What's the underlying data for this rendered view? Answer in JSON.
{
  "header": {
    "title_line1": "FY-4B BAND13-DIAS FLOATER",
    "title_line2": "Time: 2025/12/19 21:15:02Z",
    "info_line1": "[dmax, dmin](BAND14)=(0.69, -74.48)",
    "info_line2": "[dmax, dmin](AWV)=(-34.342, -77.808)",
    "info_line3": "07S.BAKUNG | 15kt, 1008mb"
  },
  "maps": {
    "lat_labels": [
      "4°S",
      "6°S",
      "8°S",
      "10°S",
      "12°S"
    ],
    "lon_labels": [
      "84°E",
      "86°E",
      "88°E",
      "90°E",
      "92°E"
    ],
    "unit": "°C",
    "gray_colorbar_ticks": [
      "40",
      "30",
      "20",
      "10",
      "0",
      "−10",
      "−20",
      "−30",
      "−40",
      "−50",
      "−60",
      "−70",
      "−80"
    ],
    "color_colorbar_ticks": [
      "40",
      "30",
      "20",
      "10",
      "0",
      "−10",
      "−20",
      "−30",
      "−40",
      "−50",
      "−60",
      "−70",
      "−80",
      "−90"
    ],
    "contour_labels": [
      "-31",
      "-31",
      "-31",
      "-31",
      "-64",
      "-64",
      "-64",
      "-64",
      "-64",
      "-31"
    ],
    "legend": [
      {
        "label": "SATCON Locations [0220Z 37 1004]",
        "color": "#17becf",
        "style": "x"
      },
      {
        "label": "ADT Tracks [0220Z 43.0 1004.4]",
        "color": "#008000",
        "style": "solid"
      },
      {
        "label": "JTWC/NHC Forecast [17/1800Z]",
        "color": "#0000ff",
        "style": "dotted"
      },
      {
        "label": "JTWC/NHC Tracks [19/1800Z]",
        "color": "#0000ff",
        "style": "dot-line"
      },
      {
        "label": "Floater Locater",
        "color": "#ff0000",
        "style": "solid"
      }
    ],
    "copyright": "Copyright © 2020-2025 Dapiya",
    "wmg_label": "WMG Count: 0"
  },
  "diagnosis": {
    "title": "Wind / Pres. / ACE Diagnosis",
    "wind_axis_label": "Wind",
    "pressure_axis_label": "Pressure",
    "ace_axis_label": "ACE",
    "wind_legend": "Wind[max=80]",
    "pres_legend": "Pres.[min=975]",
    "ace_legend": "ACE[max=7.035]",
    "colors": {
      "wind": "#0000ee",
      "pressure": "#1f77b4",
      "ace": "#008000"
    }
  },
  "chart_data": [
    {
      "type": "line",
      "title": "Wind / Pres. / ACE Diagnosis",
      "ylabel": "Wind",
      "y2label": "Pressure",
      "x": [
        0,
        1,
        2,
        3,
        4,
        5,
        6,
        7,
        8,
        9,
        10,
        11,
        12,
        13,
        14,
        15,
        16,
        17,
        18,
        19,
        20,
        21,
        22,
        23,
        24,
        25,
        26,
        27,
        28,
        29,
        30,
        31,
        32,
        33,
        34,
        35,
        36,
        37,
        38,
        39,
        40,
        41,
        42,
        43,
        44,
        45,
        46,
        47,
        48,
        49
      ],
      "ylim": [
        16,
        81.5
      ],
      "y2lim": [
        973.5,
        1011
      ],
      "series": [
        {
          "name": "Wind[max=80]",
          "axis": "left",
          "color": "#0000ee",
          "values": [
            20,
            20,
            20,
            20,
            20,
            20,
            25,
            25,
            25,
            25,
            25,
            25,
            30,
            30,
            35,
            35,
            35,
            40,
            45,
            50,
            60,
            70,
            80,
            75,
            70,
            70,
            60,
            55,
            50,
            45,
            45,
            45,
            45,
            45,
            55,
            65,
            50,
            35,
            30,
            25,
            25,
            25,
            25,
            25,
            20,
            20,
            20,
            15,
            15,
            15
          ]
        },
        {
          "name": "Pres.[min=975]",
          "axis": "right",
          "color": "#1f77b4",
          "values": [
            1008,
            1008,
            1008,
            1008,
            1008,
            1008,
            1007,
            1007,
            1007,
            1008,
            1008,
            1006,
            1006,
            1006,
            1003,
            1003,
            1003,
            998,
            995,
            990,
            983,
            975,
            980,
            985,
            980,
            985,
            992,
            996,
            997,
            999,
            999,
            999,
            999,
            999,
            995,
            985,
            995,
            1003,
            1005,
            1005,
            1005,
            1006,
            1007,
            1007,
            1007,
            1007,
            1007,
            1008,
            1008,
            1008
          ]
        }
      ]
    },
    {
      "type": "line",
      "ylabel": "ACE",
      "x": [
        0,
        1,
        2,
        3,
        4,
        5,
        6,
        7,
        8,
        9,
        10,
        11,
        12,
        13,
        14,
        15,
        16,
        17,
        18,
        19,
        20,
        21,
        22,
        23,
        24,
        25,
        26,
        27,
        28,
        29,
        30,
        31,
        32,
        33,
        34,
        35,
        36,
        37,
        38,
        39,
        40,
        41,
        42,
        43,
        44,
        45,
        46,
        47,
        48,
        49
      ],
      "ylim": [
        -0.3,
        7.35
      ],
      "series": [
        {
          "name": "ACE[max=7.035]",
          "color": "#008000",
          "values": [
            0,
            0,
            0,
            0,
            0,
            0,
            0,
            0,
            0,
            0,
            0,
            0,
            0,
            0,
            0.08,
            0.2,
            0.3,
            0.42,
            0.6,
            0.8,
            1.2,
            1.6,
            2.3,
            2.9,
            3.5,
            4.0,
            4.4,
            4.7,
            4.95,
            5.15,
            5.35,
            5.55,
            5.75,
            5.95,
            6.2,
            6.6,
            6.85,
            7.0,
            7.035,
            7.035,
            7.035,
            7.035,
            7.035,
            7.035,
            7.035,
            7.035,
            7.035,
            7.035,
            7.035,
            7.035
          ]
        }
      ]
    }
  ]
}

########

**Short task:**
Repeat the preceding lines exactly, please, every one of them.

**Answer in full:**
What's the underlying data for this rendered view? Answer in JSON.
{
  "header": {
    "title_line1": "FY-4B BAND13-DIAS FLOATER",
    "title_line2": "Time: 2025/12/19 21:15:02Z",
    "info_line1": "[dmax, dmin](BAND14)=(0.69, -74.48)",
    "info_line2": "[dmax, dmin](AWV)=(-34.342, -77.808)",
    "info_line3": "07S.BAKUNG | 15kt, 1008mb"
  },
  "maps": {
    "lat_labels": [
      "4°S",
      "6°S",
      "8°S",
      "10°S",
      "12°S"
    ],
    "lon_labels": [
      "84°E",
      "86°E",
      "88°E",
      "90°E",
      "92°E"
    ],
    "unit": "°C",
    "gray_colorbar_ticks": [
      "40",
      "30",
      "20",
      "10",
      "0",
      "−10",
      "−20",
      "−30",
      "−40",
      "−50",
      "−60",
      "−70",
      "−80"
    ],
    "color_colorbar_ticks": [
      "40",
      "30",
      "20",
      "10",
      "0",
      "−10",
      "−20",
      "−30",
      "−40",
      "−50",
      "−60",
      "−70",
      "−80",
      "−90"
    ],
    "contour_labels": [
      "-31",
      "-31",
      "-31",
      "-31",
      "-64",
      "-64",
      "-64",
      "-64",
      "-64",
      "-31"
    ],
    "legend": [
      {
        "label": "SATCON Locations [0220Z 37 1004]",
        "color": "#17becf",
        "style": "x"
      },
      {
        "label": "ADT Tracks [0220Z 43.0 1004.4]",
        "color": "#008000",
        "style": "solid"
      },
      {
        "label": "JTWC/NHC Forecast [17/1800Z]",
        "color": "#0000ff",
        "style": "dotted"
      },
      {
        "label": "JTWC/NHC Tracks [19/1800Z]",
        "color": "#0000ff",
        "style": "dot-line"
      },
      {
        "label": "Floater Locater",
        "color": "#ff0000",
        "style": "solid"
      }
    ],
    "copyright": "Copyright © 2020-2025 Dapiya",
    "wmg_label": "WMG Count: 0"
  },
  "diagnosis": {
    "title": "Wind / Pres. / ACE Diagnosis",
    "wind_axis_label": "Wind",
    "pressure_axis_label": "Pressure",
    "ace_axis_label": "ACE",
    "wind_legend": "Wind[max=80]",
    "pres_legend": "Pres.[min=975]",
    "ace_legend": "ACE[max=7.035]",
    "colors": {
      "wind": "#0000ee",
      "pressure": "#1f77b4",
      "ace": "#008000"
    }
  },
  "chart_data": [
    {
      "type": "line",
      "title": "Wind / Pres. / ACE Diagnosis",
      "ylabel": "Wind",
      "y2label": "Pressure",
      "x": [
        0,
        1,
        2,
        3,
        4,
        5,
        6,
        7,
        8,
        9,
        10,
        11,
        12,
        13,
        14,
        15,
        16,
        17,
        18,
        19,
        20,
        21,
        22,
        23,
        24,
        25,
        26,
        27,
        28,
        29,
        30,
        31,
        32,
        33,
        34,
        35,
        36,
        37,
        38,
        39,
        40,
        41,
        42,
        43,
        44,
        45,
        46,
        47,
        48,
        49
      ],
      "ylim": [
        16,
        81.5
      ],
      "y2lim": [
        973.5,
        1011
      ],
      "series": [
        {
          "name": "Wind[max=80]",
          "axis": "left",
          "color": "#0000ee",
          "values": [
            20,
            20,
            20,
            20,
            20,
            20,
            25,
            25,
            25,
            25,
            25,
            25,
            30,
            30,
            35,
            35,
            35,
            40,
            45,
            50,
            60,
            70,
            80,
            75,
            70,
            70,
            60,
            55,
            50,
            45,
            45,
            45,
            45,
            45,
            55,
            65,
            50,
            35,
            30,
            25,
            25,
            25,
            25,
            25,
            20,
            20,
            20,
            15,
            15,
            15
          ]
        },
        {
          "name": "Pres.[min=975]",
          "axis": "right",
          "color": "#1f77b4",
          "values": [
            1008,
            1008,
            1008,
            1008,
            1008,
            1008,
            1007,
            1007,
            1007,
            1008,
            1008,
            1006,
            1006,
            1006,
            1003,
            1003,
            1003,
            998,
            995,
            990,
            983,
            975,
            980,
            985,
            980,
            985,
            992,
            996,
            997,
            999,
            999,
            999,
            999,
            999,
            995,
            985,
            995,
            1003,
            1005,
            1005,
            1005,
            1006,
            1007,
            1007,
            1007,
            1007,
            1007,
            1008,
            1008,
            1008
          ]
        }
      ]
    },
    {
      "type": "line",
      "ylabel": "ACE",
      "x": [
        0,
        1,
        2,
        3,
        4,
        5,
        6,
        7,
        8,
        9,
        10,
        11,
        12,
        13,
        14,
        15,
        16,
        17,
        18,
        19,
        20,
        21,
        22,
        23,
        24,
        25,
        26,
        27,
        28,
        29,
        30,
        31,
        32,
        33,
        34,
        35,
        36,
        37,
        38,
        39,
        40,
        41,
        42,
        43,
        44,
        45,
        46,
        47,
        48,
        49
      ],
      "ylim": [
        -0.3,
        7.35
      ],
      "series": [
        {
          "name": "ACE[max=7.035]",
          "color": "#008000",
          "values": [
            0,
            0,
            0,
            0,
            0,
            0,
            0,
            0,
            0,
            0,
            0,
            0,
            0,
            0,
            0.08,
            0.2,
            0.3,
            0.42,
            0.6,
            0.8,
            1.2,
            1.6,
            2.3,
            2.9,
            3.5,
            4.0,
            4.4,
            4.7,
            4.95,
            5.15,
            5.35,
            5.55,
            5.75,
            5.95,
            6.2,
            6.6,
            6.85,
            7.0,
            7.035,
            7.035,
            7.035,
            7.035,
            7.035,
            7.035,
            7.035,
            7.035,
            7.035,
            7.035,
            7.035,
            7.035
          ]
        }
      ]
    }
  ]
}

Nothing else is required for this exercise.